**MATERIAL FOR THE TASK:**
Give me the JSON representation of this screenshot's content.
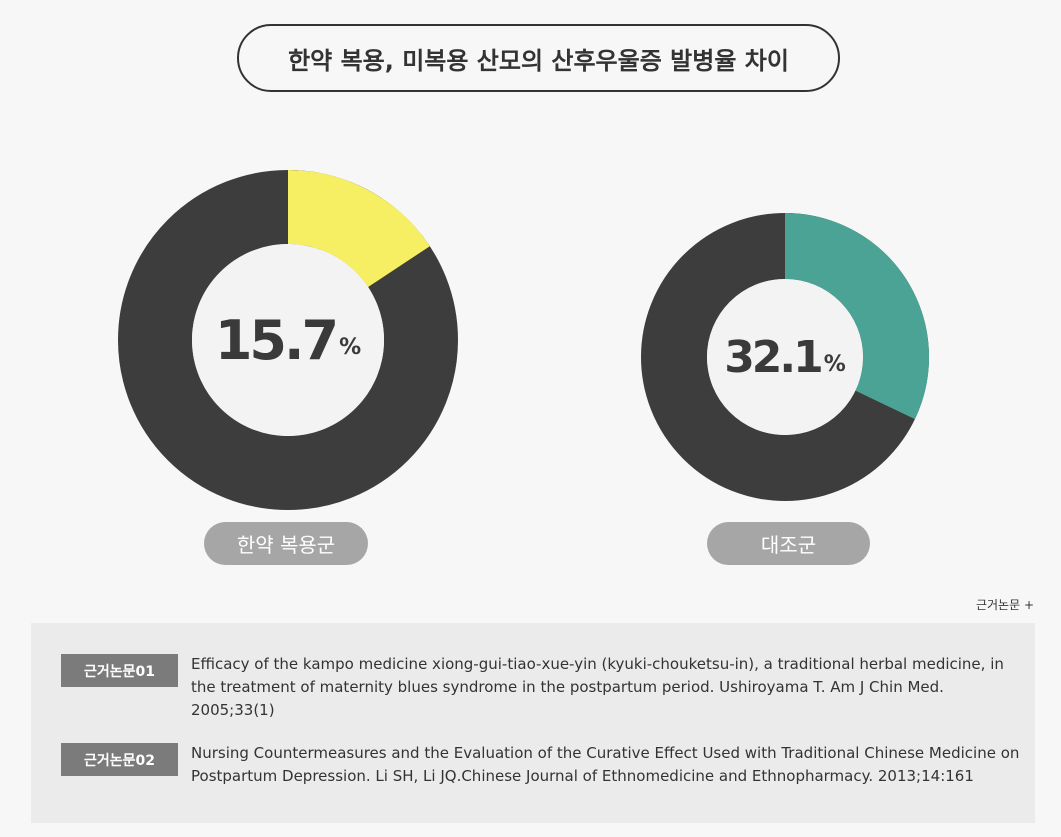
{
  "title": "한약 복용, 미복용 산모의 산후우울증 발병율 차이",
  "chart_data": [
    {
      "type": "pie",
      "group_label": "한약 복용군",
      "value": 15.7,
      "value_text": "15.7",
      "unit": "%",
      "highlight_color": "#f7ef63",
      "rest_color": "#3d3d3d"
    },
    {
      "type": "pie",
      "group_label": "대조군",
      "value": 32.1,
      "value_text": "32.1",
      "unit": "%",
      "highlight_color": "#4aa394",
      "rest_color": "#3d3d3d"
    }
  ],
  "references": {
    "toggle_label": "근거논문 +",
    "items": [
      {
        "tag": "근거논문01",
        "text": "Efficacy of the kampo medicine xiong-gui-tiao-xue-yin (kyuki-chouketsu-in), a traditional herbal medicine, in the treatment of maternity blues syndrome in the postpartum period. Ushiroyama T. Am J Chin Med. 2005;33(1)"
      },
      {
        "tag": "근거논문02",
        "text": "Nursing Countermeasures and the Evaluation of the Curative Effect Used with Traditional Chinese Medicine on Postpartum Depression. Li SH, Li JQ.Chinese Journal of Ethnomedicine and Ethnopharmacy. 2013;14:161"
      }
    ]
  }
}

**TASK TO CARRY OUT:** Retype all the records shown above, character for character. Omit every picture.

**RESPONSE:**
Give me the JSON representation of this screenshot's content.
{
  "title": "한약 복용, 미복용 산모의 산후우울증 발병율 차이",
  "chart_data": [
    {
      "type": "pie",
      "group_label": "한약 복용군",
      "value": 15.7,
      "value_text": "15.7",
      "unit": "%",
      "highlight_color": "#f7ef63",
      "rest_color": "#3d3d3d"
    },
    {
      "type": "pie",
      "group_label": "대조군",
      "value": 32.1,
      "value_text": "32.1",
      "unit": "%",
      "highlight_color": "#4aa394",
      "rest_color": "#3d3d3d"
    }
  ],
  "references": {
    "toggle_label": "근거논문 +",
    "items": [
      {
        "tag": "근거논문01",
        "text": "Efficacy of the kampo medicine xiong-gui-tiao-xue-yin (kyuki-chouketsu-in), a traditional herbal medicine, in the treatment of maternity blues syndrome in the postpartum period. Ushiroyama T. Am J Chin Med. 2005;33(1)"
      },
      {
        "tag": "근거논문02",
        "text": "Nursing Countermeasures and the Evaluation of the Curative Effect Used with Traditional Chinese Medicine on Postpartum Depression. Li SH, Li JQ.Chinese Journal of Ethnomedicine and Ethnopharmacy. 2013;14:161"
      }
    ]
  }
}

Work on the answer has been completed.